*Directions*.
Exactly as written, quote every line that follows, skipping the images.

***

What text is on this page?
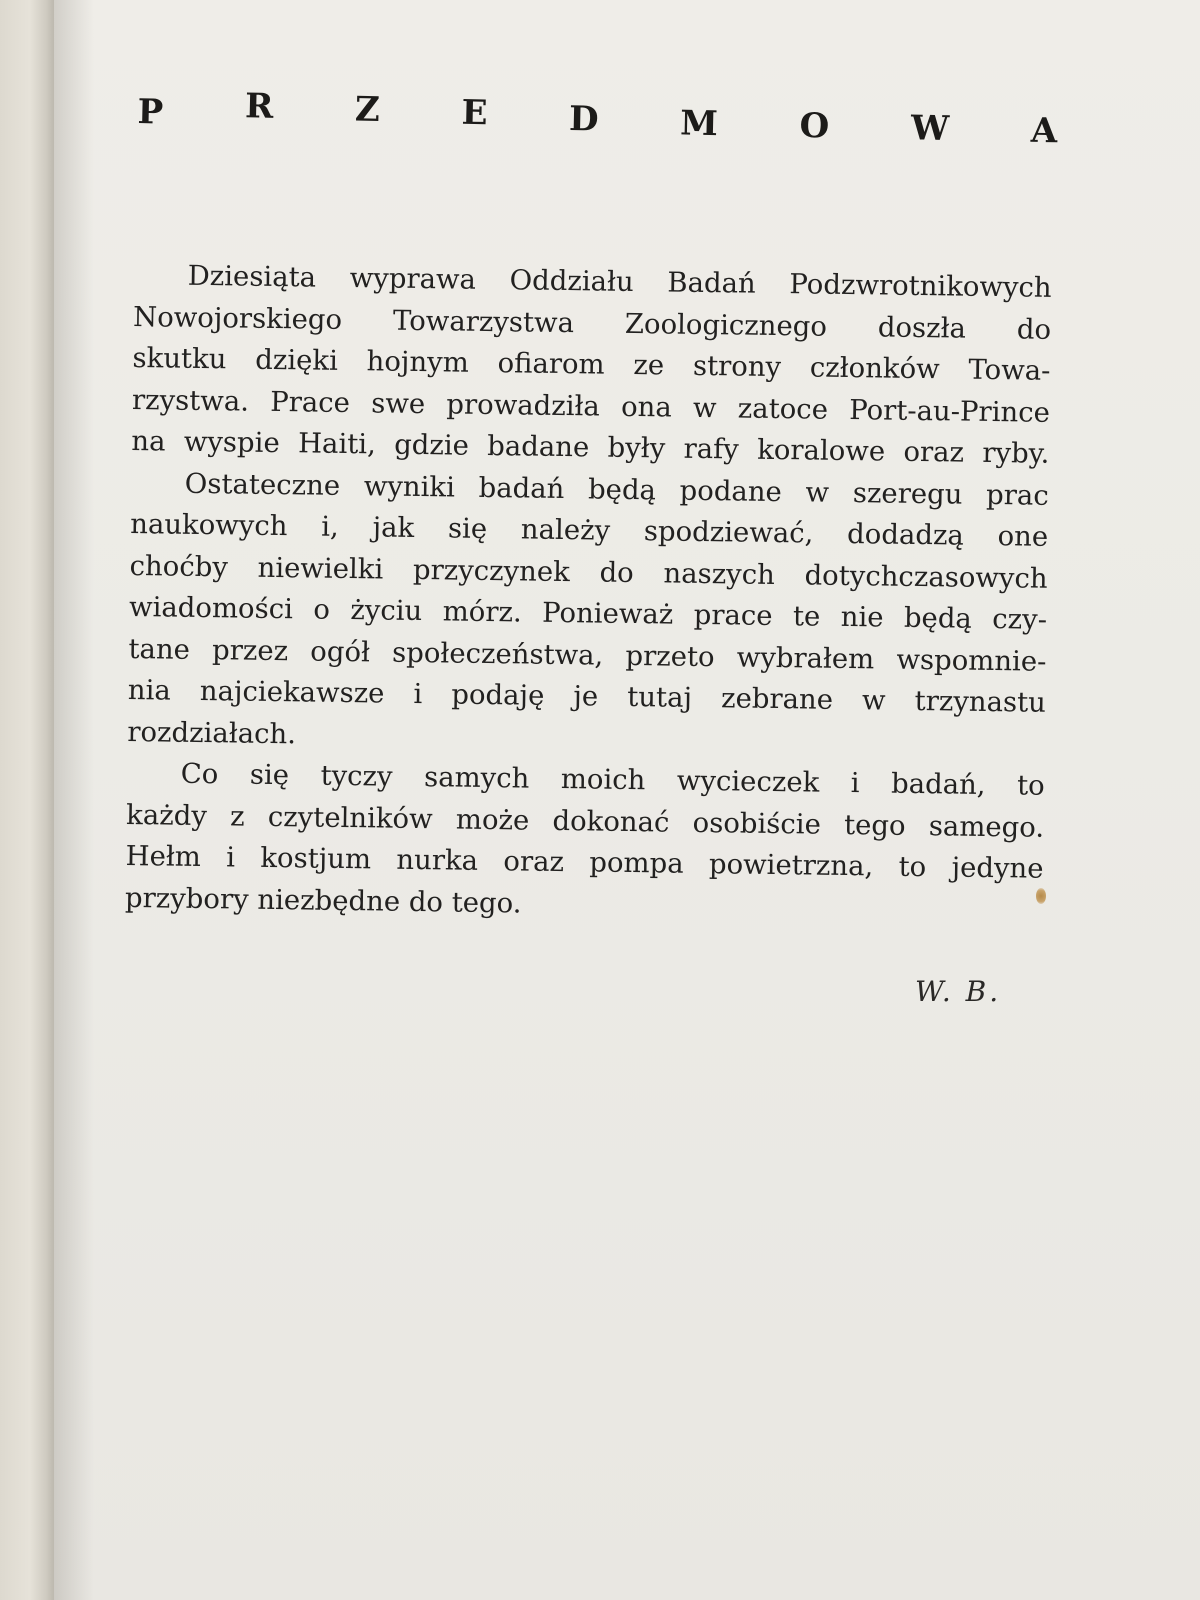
P R Z E D M O W A
Dziesiąta wyprawa Oddziału Badań Podzwrotnikowych
Nowojorskiego Towarzystwa Zoologicznego doszła do
skutku dzięki hojnym ofiarom ze strony członków Towa-
rzystwa. Prace swe prowadziła ona w zatoce Port-au-Prince
na wyspie Haiti, gdzie badane były rafy koralowe oraz ryby.
Ostateczne wyniki badań będą podane w szeregu prac
naukowych i, jak się należy spodziewać, dodadzą one
choćby niewielki przyczynek do naszych dotychczasowych
wiadomości o życiu mórz. Ponieważ prace te nie będą czy-
tane przez ogół społeczeństwa, przeto wybrałem wspomnie-
nia najciekawsze i podaję je tutaj zebrane w trzynastu
rozdziałach.
Co się tyczy samych moich wycieczek i badań, to
każdy z czytelników może dokonać osobiście tego samego.
Hełm i kostjum nurka oraz pompa powietrzna, to jedyne
przybory niezbędne do tego.
W. B.
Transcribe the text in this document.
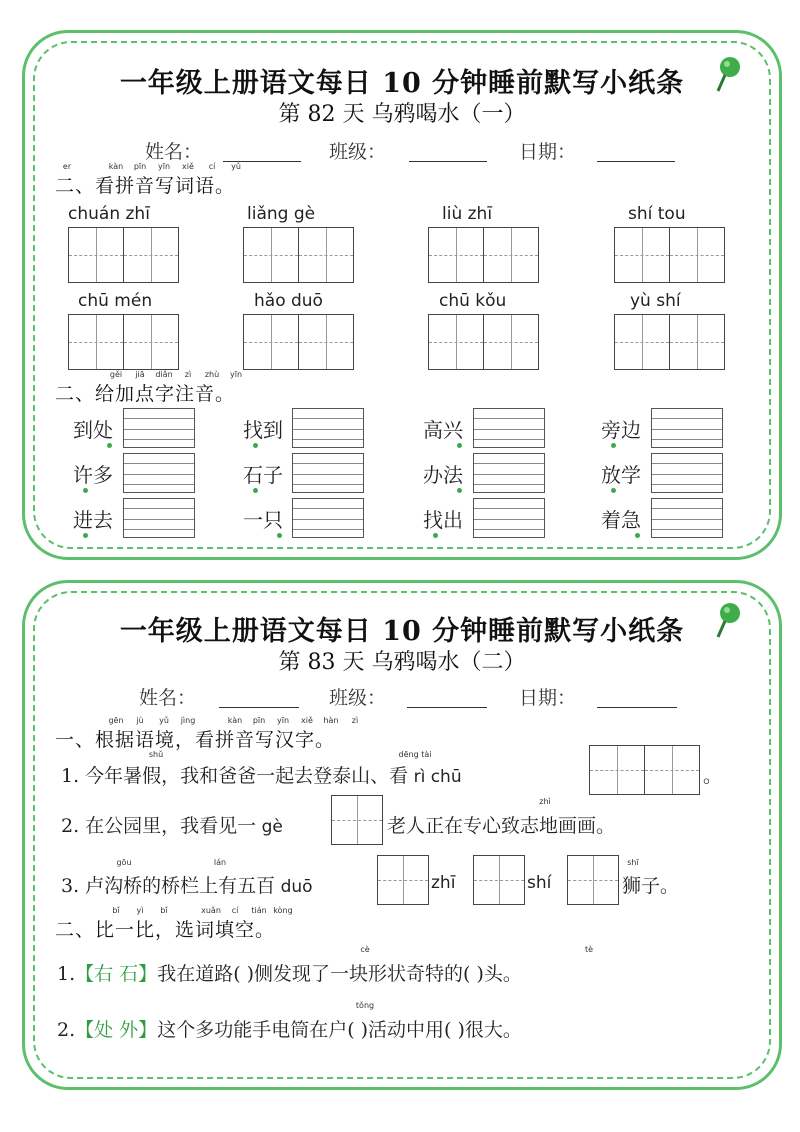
一年级上册语文每日 10 分钟睡前默写小纸条
第 82 天 乌鸦喝水（一）
姓名：	班级：	日期：
er	kàn	pīn	yīn	xiě	cí	yǔ
二、看拼音写词语。
chuán zhī	liǎng gè	liù zhī	shí tou
chū mén	hǎo duō	chū kǒu	yù shí
gěi	jiā	diǎn	zì	zhù	yīn
二、给加点字注音。
到处	找到	高兴	旁边
许多	石子	办法	放学
进去	一只	找出	着急
一年级上册语文每日 10 分钟睡前默写小纸条
第 83 天 乌鸦喝水（二）
姓名：	班级：	日期：
gēn	jù	yǔ	jìng	kàn	pīn	yīn	xiě	hàn	zì
一、根据语境，看拼音写汉字。
shǔ	dēng tài
1. 今年暑假，我和爸爸一起去登泰山、看 rì chū	。
zhì
2. 在公园里，我看见一 gè	老人正在专心致志地画画。
gōu	lán	shī
3. 卢沟桥的桥栏上有五百 duō	zhī	shí	狮子。
bǐ	yì	bǐ	xuǎn	cí	tián kòng
二、比一比，选词填空。
cè	tè
1.【右 石】我在道路( )侧发现了一块形状奇特的( )头。
tǒng
2.【处 外】这个多功能手电筒在户( )活动中用( )很大。
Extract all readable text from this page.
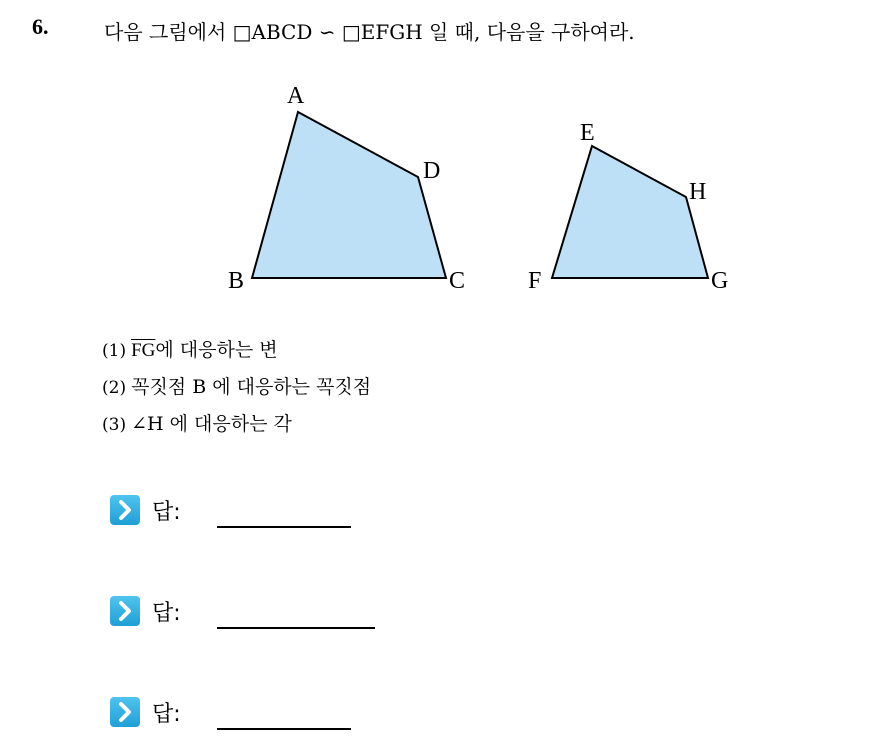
6.	다음 그림에서 □ABCD ∽ □EFGH 일 때, 다음을 구하여라.
A
B	C
D
E
F	G
H
(1) $\overline{FG}$에 대응하는 변
(2) 꼭짓점 B 에 대응하는 꼭짓점
(3) ∠H 에 대응하는 각
답:
답:
답:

***

*Output of the task*.
What text is on this page?
P R Z E D M O W A
Dziesiąta wyprawa Oddziału Badań Podzwrotnikowych
Nowojorskiego Towarzystwa Zoologicznego doszła do
skutku dzięki hojnym ofiarom ze strony członków Towa-
rzystwa. Prace swe prowadziła ona w zatoce Port-au-Prince
na wyspie Haiti, gdzie badane były rafy koralowe oraz ryby.
Ostateczne wyniki badań będą podane w szeregu prac
naukowych i, jak się należy spodziewać, dodadzą one
choćby niewielki przyczynek do naszych dotychczasowych
wiadomości o życiu mórz. Ponieważ prace te nie będą czy-
tane przez ogół społeczeństwa, przeto wybrałem wspomnie-
nia najciekawsze i podaję je tutaj zebrane w trzynastu
rozdziałach.
Co się tyczy samych moich wycieczek i badań, to
każdy z czytelników może dokonać osobiście tego samego.
Hełm i kostjum nurka oraz pompa powietrzna, to jedyne
przybory niezbędne do tego.
W. B.
Transcribe the text in this document.
一年级上册语文每日 10 分钟睡前默写小纸条
第 82 天 乌鸦喝水（一）
姓名：	班级：	日期：
er	kàn	pīn	yīn	xiě	cí	yǔ
二、看拼音写词语。
chuán zhī	liǎng gè	liù zhī	shí tou
chū mén	hǎo duō	chū kǒu	yù shí
gěi	jiā	diǎn	zì	zhù	yīn
二、给加点字注音。
到处	找到	高兴	旁边
许多	石子	办法	放学
进去	一只	找出	着急
一年级上册语文每日 10 分钟睡前默写小纸条
第 83 天 乌鸦喝水（二）
姓名：	班级：	日期：
gēn	jù	yǔ	jìng	kàn	pīn	yīn	xiě	hàn	zì
一、根据语境，看拼音写汉字。
shǔ	dēng tài
1. 今年暑假，我和爸爸一起去登泰山、看 rì chū	。
zhì
2. 在公园里，我看见一 gè	老人正在专心致志地画画。
gōu	lán	shī
3. 卢沟桥的桥栏上有五百 duō	zhī	shí	狮子。
bǐ	yì	bǐ	xuǎn	cí	tián kòng
二、比一比，选词填空。
cè	tè
1.【右 石】我在道路( )侧发现了一块形状奇特的( )头。
tǒng
2.【处 外】这个多功能手电筒在户( )活动中用( )很大。
Extract all readable text from this page.
6.	다음 그림에서 □ABCD ∽ □EFGH 일 때, 다음을 구하여라.
A
B	C
D
E
F	G
H
(1) $\overline{FG}$에 대응하는 변
(2) 꼭짓점 B 에 대응하는 꼭짓점
(3) ∠H 에 대응하는 각
답:
답:
답:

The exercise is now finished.